[Records from a dataset]
======
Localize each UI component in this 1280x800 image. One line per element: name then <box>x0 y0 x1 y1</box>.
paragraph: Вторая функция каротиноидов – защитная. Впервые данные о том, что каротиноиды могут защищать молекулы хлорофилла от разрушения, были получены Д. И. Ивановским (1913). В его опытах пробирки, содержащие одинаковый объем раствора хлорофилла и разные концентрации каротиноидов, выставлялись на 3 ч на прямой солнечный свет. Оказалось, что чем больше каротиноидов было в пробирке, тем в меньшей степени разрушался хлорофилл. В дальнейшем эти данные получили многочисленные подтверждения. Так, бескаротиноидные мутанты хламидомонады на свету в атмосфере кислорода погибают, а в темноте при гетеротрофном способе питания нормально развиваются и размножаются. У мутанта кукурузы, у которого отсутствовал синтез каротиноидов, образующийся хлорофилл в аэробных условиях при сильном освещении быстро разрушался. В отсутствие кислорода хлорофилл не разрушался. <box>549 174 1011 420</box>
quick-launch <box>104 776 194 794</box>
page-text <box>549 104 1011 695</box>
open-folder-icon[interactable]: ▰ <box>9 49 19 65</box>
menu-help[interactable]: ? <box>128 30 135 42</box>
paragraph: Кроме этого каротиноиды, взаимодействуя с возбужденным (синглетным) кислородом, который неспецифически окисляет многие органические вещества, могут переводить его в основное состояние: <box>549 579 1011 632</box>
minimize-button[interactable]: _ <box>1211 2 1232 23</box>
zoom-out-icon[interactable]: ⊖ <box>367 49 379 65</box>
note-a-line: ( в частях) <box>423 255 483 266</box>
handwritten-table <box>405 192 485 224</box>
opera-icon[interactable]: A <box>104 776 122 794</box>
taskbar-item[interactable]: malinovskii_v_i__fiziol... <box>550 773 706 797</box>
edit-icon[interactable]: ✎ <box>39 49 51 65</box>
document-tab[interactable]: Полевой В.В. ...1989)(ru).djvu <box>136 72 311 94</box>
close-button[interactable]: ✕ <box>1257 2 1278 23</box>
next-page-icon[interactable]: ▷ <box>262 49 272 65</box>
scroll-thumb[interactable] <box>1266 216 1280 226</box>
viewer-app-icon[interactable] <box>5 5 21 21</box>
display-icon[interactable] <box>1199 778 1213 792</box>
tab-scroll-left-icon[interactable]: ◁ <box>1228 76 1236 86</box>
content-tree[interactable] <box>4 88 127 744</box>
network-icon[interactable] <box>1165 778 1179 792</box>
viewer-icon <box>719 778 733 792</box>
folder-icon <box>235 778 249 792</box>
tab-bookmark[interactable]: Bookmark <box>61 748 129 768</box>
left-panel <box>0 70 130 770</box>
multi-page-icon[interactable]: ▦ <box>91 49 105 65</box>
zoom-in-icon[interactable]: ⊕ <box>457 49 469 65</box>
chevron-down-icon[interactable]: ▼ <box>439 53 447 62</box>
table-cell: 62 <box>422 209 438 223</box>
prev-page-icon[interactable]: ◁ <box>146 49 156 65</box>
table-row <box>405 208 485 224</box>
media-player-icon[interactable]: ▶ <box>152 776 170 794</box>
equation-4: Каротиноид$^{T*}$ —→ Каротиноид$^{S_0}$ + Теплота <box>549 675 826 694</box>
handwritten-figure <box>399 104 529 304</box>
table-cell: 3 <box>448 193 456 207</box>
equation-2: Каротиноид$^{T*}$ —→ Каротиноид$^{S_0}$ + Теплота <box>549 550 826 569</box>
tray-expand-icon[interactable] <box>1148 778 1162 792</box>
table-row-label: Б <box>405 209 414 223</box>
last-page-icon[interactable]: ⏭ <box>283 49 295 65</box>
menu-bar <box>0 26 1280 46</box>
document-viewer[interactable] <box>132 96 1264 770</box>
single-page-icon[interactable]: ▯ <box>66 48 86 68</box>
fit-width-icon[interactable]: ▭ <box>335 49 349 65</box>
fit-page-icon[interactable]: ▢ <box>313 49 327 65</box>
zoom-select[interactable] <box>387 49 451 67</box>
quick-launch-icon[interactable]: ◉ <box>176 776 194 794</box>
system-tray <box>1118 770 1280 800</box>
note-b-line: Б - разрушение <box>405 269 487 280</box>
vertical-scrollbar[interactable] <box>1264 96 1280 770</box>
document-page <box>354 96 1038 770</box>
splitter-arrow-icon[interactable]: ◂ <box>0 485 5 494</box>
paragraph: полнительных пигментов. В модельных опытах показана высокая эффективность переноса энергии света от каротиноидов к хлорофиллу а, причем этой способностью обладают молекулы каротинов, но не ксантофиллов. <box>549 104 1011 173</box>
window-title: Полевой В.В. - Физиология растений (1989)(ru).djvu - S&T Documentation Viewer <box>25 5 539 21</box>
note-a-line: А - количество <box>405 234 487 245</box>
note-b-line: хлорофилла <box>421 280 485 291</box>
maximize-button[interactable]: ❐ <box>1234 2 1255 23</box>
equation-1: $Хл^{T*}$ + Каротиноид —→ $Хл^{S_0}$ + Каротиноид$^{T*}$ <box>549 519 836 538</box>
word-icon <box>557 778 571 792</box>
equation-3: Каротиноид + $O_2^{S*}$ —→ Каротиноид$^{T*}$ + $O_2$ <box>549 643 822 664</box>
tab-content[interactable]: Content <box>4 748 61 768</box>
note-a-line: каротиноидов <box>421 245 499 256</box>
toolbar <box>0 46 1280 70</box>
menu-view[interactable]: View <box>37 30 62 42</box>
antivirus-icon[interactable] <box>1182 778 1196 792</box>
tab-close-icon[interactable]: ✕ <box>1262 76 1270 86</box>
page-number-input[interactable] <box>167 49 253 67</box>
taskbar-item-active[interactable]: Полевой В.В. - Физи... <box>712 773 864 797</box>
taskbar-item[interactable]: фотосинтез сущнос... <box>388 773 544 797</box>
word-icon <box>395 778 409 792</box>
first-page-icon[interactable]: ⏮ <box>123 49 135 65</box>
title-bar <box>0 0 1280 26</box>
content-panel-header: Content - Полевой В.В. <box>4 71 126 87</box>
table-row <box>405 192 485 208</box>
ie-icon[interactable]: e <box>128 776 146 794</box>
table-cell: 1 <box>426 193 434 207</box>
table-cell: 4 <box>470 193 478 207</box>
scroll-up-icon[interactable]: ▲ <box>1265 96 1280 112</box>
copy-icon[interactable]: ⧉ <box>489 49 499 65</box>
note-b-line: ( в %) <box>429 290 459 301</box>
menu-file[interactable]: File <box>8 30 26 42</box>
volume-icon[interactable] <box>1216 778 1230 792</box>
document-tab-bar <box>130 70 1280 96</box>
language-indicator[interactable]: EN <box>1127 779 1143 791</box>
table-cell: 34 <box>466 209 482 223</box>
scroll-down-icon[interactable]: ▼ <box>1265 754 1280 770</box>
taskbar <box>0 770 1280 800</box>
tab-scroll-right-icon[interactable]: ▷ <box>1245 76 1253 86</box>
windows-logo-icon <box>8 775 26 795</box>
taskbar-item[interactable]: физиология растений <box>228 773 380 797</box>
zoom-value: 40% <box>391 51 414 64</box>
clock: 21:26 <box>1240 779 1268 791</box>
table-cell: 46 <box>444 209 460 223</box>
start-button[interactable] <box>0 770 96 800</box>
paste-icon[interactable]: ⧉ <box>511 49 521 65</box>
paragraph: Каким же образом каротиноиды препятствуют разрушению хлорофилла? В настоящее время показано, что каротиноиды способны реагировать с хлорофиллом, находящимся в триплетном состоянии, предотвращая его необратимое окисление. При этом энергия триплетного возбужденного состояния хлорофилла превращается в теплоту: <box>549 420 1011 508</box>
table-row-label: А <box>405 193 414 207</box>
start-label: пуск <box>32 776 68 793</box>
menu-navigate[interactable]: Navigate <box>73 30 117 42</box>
======
[Work order] Whatever the entries above contain, reproduce all of them exactly.

[Answer]
Localize each UI component in this 1280x800 image. One line per element: name then <box>x0 y0 x1 y1</box>.
paragraph: Вторая функция каротиноидов – защитная. Впервые данные о том, что каротиноиды могут защищать молекулы хлорофилла от разрушения, были получены Д. И. Ивановским (1913). В его опытах пробирки, содержащие одинаковый объем раствора хлорофилла и разные концентрации каротиноидов, выставлялись на 3 ч на прямой солнечный свет. Оказалось, что чем больше каротиноидов было в пробирке, тем в меньшей степени разрушался хлорофилл. В дальнейшем эти данные получили многочисленные подтверждения. Так, бескаротиноидные мутанты хламидомонады на свету в атмосфере кислорода погибают, а в темноте при гетеротрофном способе питания нормально развиваются и размножаются. У мутанта кукурузы, у которого отсутствовал синтез каротиноидов, образующийся хлорофилл в аэробных условиях при сильном освещении быстро разрушался. В отсутствие кислорода хлорофилл не разрушался. <box>549 174 1011 420</box>
quick-launch <box>104 776 194 794</box>
page-text <box>549 104 1011 695</box>
open-folder-icon[interactable]: ▰ <box>9 49 19 65</box>
menu-help[interactable]: ? <box>128 30 135 42</box>
paragraph: Кроме этого каротиноиды, взаимодействуя с возбужденным (синглетным) кислородом, который неспецифически окисляет многие органические вещества, могут переводить его в основное состояние: <box>549 579 1011 632</box>
minimize-button[interactable]: _ <box>1211 2 1232 23</box>
zoom-out-icon[interactable]: ⊖ <box>367 49 379 65</box>
note-a-line: ( в частях) <box>423 255 483 266</box>
handwritten-table <box>405 192 485 224</box>
opera-icon[interactable]: A <box>104 776 122 794</box>
taskbar-item[interactable]: malinovskii_v_i__fiziol... <box>550 773 706 797</box>
edit-icon[interactable]: ✎ <box>39 49 51 65</box>
document-tab[interactable]: Полевой В.В. ...1989)(ru).djvu <box>136 72 311 94</box>
close-button[interactable]: ✕ <box>1257 2 1278 23</box>
next-page-icon[interactable]: ▷ <box>262 49 272 65</box>
scroll-thumb[interactable] <box>1266 216 1280 226</box>
viewer-app-icon[interactable] <box>5 5 21 21</box>
display-icon[interactable] <box>1199 778 1213 792</box>
tab-scroll-left-icon[interactable]: ◁ <box>1228 76 1236 86</box>
content-tree[interactable] <box>4 88 127 744</box>
network-icon[interactable] <box>1165 778 1179 792</box>
viewer-icon <box>719 778 733 792</box>
folder-icon <box>235 778 249 792</box>
tab-bookmark[interactable]: Bookmark <box>61 748 129 768</box>
left-panel <box>0 70 130 770</box>
multi-page-icon[interactable]: ▦ <box>91 49 105 65</box>
zoom-in-icon[interactable]: ⊕ <box>457 49 469 65</box>
chevron-down-icon[interactable]: ▼ <box>439 53 447 62</box>
table-cell: 62 <box>422 209 438 223</box>
prev-page-icon[interactable]: ◁ <box>146 49 156 65</box>
table-row <box>405 208 485 224</box>
media-player-icon[interactable]: ▶ <box>152 776 170 794</box>
equation-4: Каротиноид$^{T*}$ —→ Каротиноид$^{S_0}$ + Теплота <box>549 675 826 694</box>
handwritten-figure <box>399 104 529 304</box>
table-cell: 3 <box>448 193 456 207</box>
equation-2: Каротиноид$^{T*}$ —→ Каротиноид$^{S_0}$ + Теплота <box>549 550 826 569</box>
tray-expand-icon[interactable] <box>1148 778 1162 792</box>
table-row-label: Б <box>405 209 414 223</box>
last-page-icon[interactable]: ⏭ <box>283 49 295 65</box>
menu-bar <box>0 26 1280 46</box>
document-viewer[interactable] <box>132 96 1264 770</box>
single-page-icon[interactable]: ▯ <box>66 48 86 68</box>
fit-width-icon[interactable]: ▭ <box>335 49 349 65</box>
fit-page-icon[interactable]: ▢ <box>313 49 327 65</box>
zoom-select[interactable] <box>387 49 451 67</box>
quick-launch-icon[interactable]: ◉ <box>176 776 194 794</box>
system-tray <box>1118 770 1280 800</box>
note-b-line: Б - разрушение <box>405 269 487 280</box>
vertical-scrollbar[interactable] <box>1264 96 1280 770</box>
document-page <box>354 96 1038 770</box>
splitter-arrow-icon[interactable]: ◂ <box>0 485 5 494</box>
paragraph: полнительных пигментов. В модельных опытах показана высокая эффективность переноса энергии света от каротиноидов к хлорофиллу а, причем этой способностью обладают молекулы каротинов, но не ксантофиллов. <box>549 104 1011 173</box>
window-title: Полевой В.В. - Физиология растений (1989)(ru).djvu - S&T Documentation Viewer <box>25 5 539 21</box>
note-a-line: А - количество <box>405 234 487 245</box>
note-b-line: хлорофилла <box>421 280 485 291</box>
maximize-button[interactable]: ❐ <box>1234 2 1255 23</box>
equation-1: $Хл^{T*}$ + Каротиноид —→ $Хл^{S_0}$ + Каротиноид$^{T*}$ <box>549 519 836 538</box>
word-icon <box>557 778 571 792</box>
equation-3: Каротиноид + $O_2^{S*}$ —→ Каротиноид$^{T*}$ + $O_2$ <box>549 643 822 664</box>
tab-content[interactable]: Content <box>4 748 61 768</box>
note-a-line: каротиноидов <box>421 245 499 256</box>
toolbar <box>0 46 1280 70</box>
menu-view[interactable]: View <box>37 30 62 42</box>
antivirus-icon[interactable] <box>1182 778 1196 792</box>
tab-close-icon[interactable]: ✕ <box>1262 76 1270 86</box>
page-number-input[interactable] <box>167 49 253 67</box>
taskbar-item-active[interactable]: Полевой В.В. - Физи... <box>712 773 864 797</box>
taskbar-item[interactable]: фотосинтез сущнос... <box>388 773 544 797</box>
word-icon <box>395 778 409 792</box>
first-page-icon[interactable]: ⏮ <box>123 49 135 65</box>
title-bar <box>0 0 1280 26</box>
content-panel-header: Content - Полевой В.В. <box>4 71 126 87</box>
table-row <box>405 192 485 208</box>
ie-icon[interactable]: e <box>128 776 146 794</box>
table-cell: 1 <box>426 193 434 207</box>
table-cell: 4 <box>470 193 478 207</box>
scroll-up-icon[interactable]: ▲ <box>1265 96 1280 112</box>
copy-icon[interactable]: ⧉ <box>489 49 499 65</box>
note-b-line: ( в %) <box>429 290 459 301</box>
menu-file[interactable]: File <box>8 30 26 42</box>
volume-icon[interactable] <box>1216 778 1230 792</box>
document-tab-bar <box>130 70 1280 96</box>
language-indicator[interactable]: EN <box>1127 779 1143 791</box>
table-cell: 34 <box>466 209 482 223</box>
scroll-down-icon[interactable]: ▼ <box>1265 754 1280 770</box>
taskbar <box>0 770 1280 800</box>
tab-scroll-right-icon[interactable]: ▷ <box>1245 76 1253 86</box>
windows-logo-icon <box>8 775 26 795</box>
taskbar-item[interactable]: физиология растений <box>228 773 380 797</box>
zoom-value: 40% <box>391 51 414 64</box>
clock: 21:26 <box>1240 779 1268 791</box>
table-cell: 46 <box>444 209 460 223</box>
start-button[interactable] <box>0 770 96 800</box>
paste-icon[interactable]: ⧉ <box>511 49 521 65</box>
paragraph: Каким же образом каротиноиды препятствуют разрушению хлорофилла? В настоящее время показано, что каротиноиды способны реагировать с хлорофиллом, находящимся в триплетном состоянии, предотвращая его необратимое окисление. При этом энергия триплетного возбужденного состояния хлорофилла превращается в теплоту: <box>549 420 1011 508</box>
table-row-label: А <box>405 193 414 207</box>
start-label: пуск <box>32 776 68 793</box>
menu-navigate[interactable]: Navigate <box>73 30 117 42</box>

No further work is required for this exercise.